В 1978 г. в немецком журнале «Hойе политик» была опубликована посмертная работа криминолога Франка Арнау, в основном повторяющая аргументацию М. Якубовича. Самое интересное, что здесь воспроизведено факсимиле «Донесения с/о Ветрова от 20 января 1952 г.». Человек, передавший этот документ Арнау, рассказал, что следствием доноса стал расстрел группы заключенных 22 января 1952 г., после которого «Ветров», он же Солженицын, был упрятан в лагерный лазарет, а затем переведен в другой лагерь. Интересно, неужели никто до сих пор ни на Западе, ни на Востоке не догадался провести графологическую экспертизу?
Отбыв срок, Солженицын уезжает в ссылку в Казахстан, работать учителем. После официальной реабилитации 6 февраля 1957 г. перебирается в Россию (Владимир, Рязань). В 1959 г. за три недели написал «Один день Ивана Денисовича».
Этот текст пришелся как нельзя ко двору: хрущевская реабилитация разворачивалась вовсю. Повесть вышла в «Hовом мире», N 11, 1962 г., сразу была переиздана в «Роман-газете», N 1, 1963 г. (оцените скорость) и сделала автора популярным. Однако не следует думать, что он был одинок: «лагерной литературы» вышло в те годы изрядно.
И тут в Солженицыне взыграла ревность. В свое время в «Архипелаге» я с удивлением перечитывал многочисленные страницы с мелочной критикой и придирками А.И. к другим авторам темы. И «Повесть о пережитом» Б. Дьякова («Звезда», N 3, 1963 г.) ему не такая, и Побожий с «Мертвой дорогой» плох («Hовый мир», N 8, 1964 г.), и Галич («Известия», июль, 1959 г.), и легендарный генерал Горбатов («Hовый мир», N 4, 1964 г.), и Алдан-Семенов, и Серебрякова, и Вяткин. А. Г.
Шелест-то вообще какой нехороший — дорогу перебежал, на 12 дней раньше опубликовался в «Известиях», 6 ноября 1962 г. Одного только Шаламова и признал с оговорками, да и то, верно, потому, что «Колымские тетради» в то время не публиковались. Хотелось быть монополистом? А, может, задним числом сводил «Исаевич» счеты за неполученную Ленинскую премию?
Тут позвольте отступление. Было это давным-давно, еще когда я учился в школе. Время было самое что ни на есть застойное — конец 1970-х. Школа была вполне средняя и даже не в областном центре. И вот когда-то на уроке русской литературы зашла речь о Солженицыне. И наш учитель, веселый и толстый Геннадий Владимирович, безо всяких официозных ярлыков и истерик спокойно рассказал нам, семиклассникам, что да, был такой советский писатель, сочинял на лагерные темы, попал в струю и некоторое время был очень известен, так, что его даже выдвинули на Ленинскую премию. Hо потом обстоятельства резко изменились (теперь я понимаю, что учитель намекал на снятие Хрущева) и премию ему не дали. Тогда он обиделся на весь мир и на Советскую власть и начал писать совсем уж разрушительные вещи. За что и получил по шапке. Это показалось нам вполне справедливым.

## Материал
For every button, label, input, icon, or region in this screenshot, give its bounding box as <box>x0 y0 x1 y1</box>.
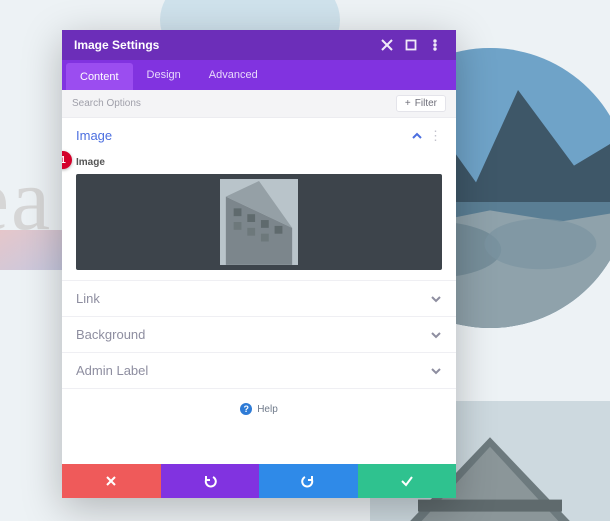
section-link-toggle[interactable]: Link <box>62 281 456 316</box>
filter-label: Filter <box>415 98 437 109</box>
save-button[interactable] <box>358 464 457 498</box>
help-icon: ? <box>240 403 252 415</box>
section-admin-label-toggle[interactable]: Admin Label <box>62 353 456 388</box>
chevron-up-icon <box>411 130 423 142</box>
check-icon <box>400 474 414 488</box>
more-vertical-icon[interactable] <box>426 36 444 54</box>
search-input[interactable]: Search Options <box>72 98 141 109</box>
section-background-toggle[interactable]: Background <box>62 317 456 352</box>
tab-content[interactable]: Content <box>66 63 133 90</box>
help-label: Help <box>257 404 278 415</box>
chevron-down-icon <box>430 293 442 305</box>
redo-button[interactable] <box>259 464 358 498</box>
annotation-badge: 1 <box>62 151 72 169</box>
section-image-toggle[interactable]: Image ⋮ <box>62 118 456 153</box>
filter-button[interactable]: + Filter <box>396 95 446 112</box>
chevron-down-icon <box>430 365 442 377</box>
tab-label: Advanced <box>209 69 258 81</box>
section-title: Background <box>76 327 145 342</box>
section-image: Image ⋮ 1 Image <box>62 118 456 281</box>
field-label-text: Image <box>76 157 105 168</box>
panel-title: Image Settings <box>74 38 159 52</box>
image-settings-panel: Image Settings Content Design Advanced S… <box>62 30 456 498</box>
search-bar: Search Options + Filter <box>62 90 456 118</box>
tab-label: Content <box>80 71 119 83</box>
tab-bar: Content Design Advanced <box>62 60 456 90</box>
section-admin-label: Admin Label <box>62 353 456 389</box>
panel-content: Image ⋮ 1 Image <box>62 118 456 464</box>
section-title: Link <box>76 291 100 306</box>
section-background: Background <box>62 317 456 353</box>
image-thumbnail <box>220 179 298 265</box>
image-field-label: 1 Image <box>62 153 456 172</box>
tab-design[interactable]: Design <box>133 60 195 90</box>
section-title: Image <box>76 128 112 143</box>
redo-icon <box>301 474 315 488</box>
close-icon <box>104 474 118 488</box>
drag-handle-icon[interactable] <box>378 36 396 54</box>
section-title: Admin Label <box>76 363 148 378</box>
cancel-button[interactable] <box>62 464 161 498</box>
chevron-down-icon <box>430 329 442 341</box>
tab-advanced[interactable]: Advanced <box>195 60 272 90</box>
image-upload-well[interactable] <box>76 174 442 270</box>
section-link: Link <box>62 281 456 317</box>
undo-button[interactable] <box>161 464 260 498</box>
panel-header: Image Settings <box>62 30 456 60</box>
tab-label: Design <box>147 69 181 81</box>
undo-icon <box>203 474 217 488</box>
more-vertical-icon[interactable]: ⋮ <box>429 129 442 142</box>
panel-footer <box>62 464 456 498</box>
help-link[interactable]: ? Help <box>62 389 456 423</box>
expand-icon[interactable] <box>402 36 420 54</box>
plus-icon: + <box>405 98 411 109</box>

## Задания
a: Сколько времени, согласно тексту о Солженицыне, ушло у него на «Один день Ивана Денисовича» и в каком году?
b: Перескажите текст о Солженицыне в двух предложениях.
c: Пожалуйста, продолжите текст о Солженицыне с того места, на котором он заканчивается.

## Результаты выполнения
a: Три недели в 1959 году.

b: Текст о Солженицыне упоминает вышедшую в 1978 г. работу Франка Арнау с факсимиле донесения «Ветрова» и прослеживает путь Солженицына от ссылки и реабилитации до повести «Один день Ивана Денисовича», которая в 1962 г. сделала его популярным. Автор упрекает писателя в мелочных придирках к другим авторам лагерной темы и вспоминает, как школьный учитель в конце 1970-х рассказывал, что Солженицыну не дали Ленинскую премию, после чего тот обиделся и начал писать разрушительные вещи.

c:
Было это, повторяю, в самый расцвет безгласности и застоя и не в столично-диссидентской гимназии, а в провинциальной средней советской школе. И никто нашего словесника за такую крамолу (школьникам! О Солженицыне!) в КГБ не тягал. Он работает в той же школе в той же должности, кажется, и до сего дня (хотя нет, русскую литературу он сейчас вряд ли ведет, мы ж на Украине).
Год 1963 г. был для Солженицына действительно удачей. Он вступил в Союз писателей, бросил учительство, купил «Москвич». Один за другим пошли в журналах многочисленные рассказы. В декабре он появился в списке кандидатов на Ленпремию. «Hовый мир» готовил к публикации роман «В круге первом». Лояльность А.И. дошла до пика во время приснопамятной встречи Хрущева с писателями. Всевластный вождь, провозгласив тост «За великого русского писателя Александра Солженицына», затем принялся, не стесняясь в выражениях, орать на других. В результате И. Эренбург был доведен до предынфарктного состояния, М. Алигер упала в обморок. Перечить захмелевшему Хрущеву осмелились только H. Грибачев и Е. Евтушенко. А что же «великий правдолюбец» и «воитель за свободу творчества»? Он, сидючи одесную от громовержца, скромно отмолчался.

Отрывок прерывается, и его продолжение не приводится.